(Записи из набора данных)
((

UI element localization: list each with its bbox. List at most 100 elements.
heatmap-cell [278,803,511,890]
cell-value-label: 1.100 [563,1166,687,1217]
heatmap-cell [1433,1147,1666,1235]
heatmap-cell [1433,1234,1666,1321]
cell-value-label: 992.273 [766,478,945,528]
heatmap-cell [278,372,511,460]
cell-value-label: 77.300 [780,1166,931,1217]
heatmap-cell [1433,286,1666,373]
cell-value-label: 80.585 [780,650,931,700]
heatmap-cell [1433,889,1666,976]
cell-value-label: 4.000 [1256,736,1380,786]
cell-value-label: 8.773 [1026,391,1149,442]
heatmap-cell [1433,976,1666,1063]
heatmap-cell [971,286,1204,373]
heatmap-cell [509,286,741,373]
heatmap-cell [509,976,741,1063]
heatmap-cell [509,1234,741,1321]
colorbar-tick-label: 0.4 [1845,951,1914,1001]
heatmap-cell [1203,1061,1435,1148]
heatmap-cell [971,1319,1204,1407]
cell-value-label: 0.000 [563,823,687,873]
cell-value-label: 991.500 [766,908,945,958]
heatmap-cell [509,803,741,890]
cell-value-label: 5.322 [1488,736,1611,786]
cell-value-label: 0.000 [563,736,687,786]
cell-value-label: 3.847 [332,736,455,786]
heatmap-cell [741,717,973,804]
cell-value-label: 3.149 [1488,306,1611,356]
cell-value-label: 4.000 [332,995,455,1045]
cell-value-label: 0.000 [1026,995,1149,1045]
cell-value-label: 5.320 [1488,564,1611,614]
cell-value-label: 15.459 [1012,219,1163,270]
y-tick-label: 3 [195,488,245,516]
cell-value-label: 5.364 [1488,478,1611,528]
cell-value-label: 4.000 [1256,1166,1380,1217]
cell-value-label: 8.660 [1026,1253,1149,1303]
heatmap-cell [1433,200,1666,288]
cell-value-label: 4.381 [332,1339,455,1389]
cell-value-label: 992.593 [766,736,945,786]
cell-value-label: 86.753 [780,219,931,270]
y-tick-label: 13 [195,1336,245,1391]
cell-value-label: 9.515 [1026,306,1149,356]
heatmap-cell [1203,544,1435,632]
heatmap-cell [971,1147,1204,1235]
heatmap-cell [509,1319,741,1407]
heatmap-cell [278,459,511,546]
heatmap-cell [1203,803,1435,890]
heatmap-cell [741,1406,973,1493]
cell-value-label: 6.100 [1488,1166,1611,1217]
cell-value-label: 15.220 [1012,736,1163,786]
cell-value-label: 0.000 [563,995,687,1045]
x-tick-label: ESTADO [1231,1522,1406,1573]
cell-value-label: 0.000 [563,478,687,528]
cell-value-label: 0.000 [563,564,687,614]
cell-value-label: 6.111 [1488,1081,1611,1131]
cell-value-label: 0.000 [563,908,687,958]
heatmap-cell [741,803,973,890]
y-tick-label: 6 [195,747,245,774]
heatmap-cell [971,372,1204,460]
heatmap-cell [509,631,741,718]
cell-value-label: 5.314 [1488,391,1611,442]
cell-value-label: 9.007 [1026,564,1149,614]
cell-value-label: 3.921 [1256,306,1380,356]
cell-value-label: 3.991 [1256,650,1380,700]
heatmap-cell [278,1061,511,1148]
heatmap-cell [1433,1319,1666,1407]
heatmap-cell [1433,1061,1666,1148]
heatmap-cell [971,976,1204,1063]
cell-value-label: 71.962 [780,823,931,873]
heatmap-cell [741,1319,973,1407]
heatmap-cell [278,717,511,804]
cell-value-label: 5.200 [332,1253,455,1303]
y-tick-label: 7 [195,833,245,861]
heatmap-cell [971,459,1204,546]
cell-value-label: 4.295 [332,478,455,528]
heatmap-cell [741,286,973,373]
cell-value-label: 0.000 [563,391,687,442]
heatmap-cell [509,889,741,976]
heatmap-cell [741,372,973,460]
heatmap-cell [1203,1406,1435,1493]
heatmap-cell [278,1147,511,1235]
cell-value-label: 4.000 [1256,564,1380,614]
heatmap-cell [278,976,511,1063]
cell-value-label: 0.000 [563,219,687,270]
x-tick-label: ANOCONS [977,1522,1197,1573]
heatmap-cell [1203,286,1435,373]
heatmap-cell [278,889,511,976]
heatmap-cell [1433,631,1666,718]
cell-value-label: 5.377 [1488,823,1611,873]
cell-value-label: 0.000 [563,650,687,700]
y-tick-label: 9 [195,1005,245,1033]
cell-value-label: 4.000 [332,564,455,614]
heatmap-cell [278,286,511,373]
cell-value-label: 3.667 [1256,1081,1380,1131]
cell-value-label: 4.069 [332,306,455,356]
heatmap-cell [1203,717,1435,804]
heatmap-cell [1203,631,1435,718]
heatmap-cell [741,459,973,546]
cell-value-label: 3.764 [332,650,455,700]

))

**СУТЬ ЗАДАНИЯ**
Верните без изменений строки приведенных выше данных, начиная с самой первой и заканчивая строкой, которая содержит «cell-value-label: 6.100 [1488,1166,1611,1217]». Обе граничные строки включаются.

**РЕЗУЛЬТАТ УПРАЖНЕНИЯ**
UI element localization: list each with its bbox. List at most 100 elements.
heatmap-cell [278,803,511,890]
cell-value-label: 1.100 [563,1166,687,1217]
heatmap-cell [1433,1147,1666,1235]
heatmap-cell [1433,1234,1666,1321]
cell-value-label: 992.273 [766,478,945,528]
heatmap-cell [278,372,511,460]
cell-value-label: 77.300 [780,1166,931,1217]
heatmap-cell [1433,286,1666,373]
cell-value-label: 80.585 [780,650,931,700]
heatmap-cell [1433,889,1666,976]
cell-value-label: 4.000 [1256,736,1380,786]
cell-value-label: 8.773 [1026,391,1149,442]
heatmap-cell [1433,976,1666,1063]
heatmap-cell [971,286,1204,373]
heatmap-cell [509,286,741,373]
heatmap-cell [509,976,741,1063]
heatmap-cell [509,1234,741,1321]
colorbar-tick-label: 0.4 [1845,951,1914,1001]
heatmap-cell [1203,1061,1435,1148]
heatmap-cell [971,1319,1204,1407]
cell-value-label: 0.000 [563,823,687,873]
cell-value-label: 991.500 [766,908,945,958]
heatmap-cell [509,803,741,890]
cell-value-label: 5.322 [1488,736,1611,786]
cell-value-label: 0.000 [563,736,687,786]
cell-value-label: 3.847 [332,736,455,786]
heatmap-cell [741,717,973,804]
cell-value-label: 3.149 [1488,306,1611,356]
cell-value-label: 4.000 [332,995,455,1045]
cell-value-label: 0.000 [1026,995,1149,1045]
cell-value-label: 5.320 [1488,564,1611,614]
cell-value-label: 15.459 [1012,219,1163,270]
y-tick-label: 3 [195,488,245,516]
cell-value-label: 5.364 [1488,478,1611,528]
cell-value-label: 4.000 [1256,1166,1380,1217]
cell-value-label: 8.660 [1026,1253,1149,1303]
heatmap-cell [1433,200,1666,288]
cell-value-label: 4.381 [332,1339,455,1389]
cell-value-label: 992.593 [766,736,945,786]
cell-value-label: 86.753 [780,219,931,270]
y-tick-label: 13 [195,1336,245,1391]
cell-value-label: 9.515 [1026,306,1149,356]
heatmap-cell [1203,544,1435,632]
heatmap-cell [971,1147,1204,1235]
heatmap-cell [509,1319,741,1407]
heatmap-cell [278,459,511,546]
heatmap-cell [1203,803,1435,890]
heatmap-cell [741,1406,973,1493]
cell-value-label: 6.100 [1488,1166,1611,1217]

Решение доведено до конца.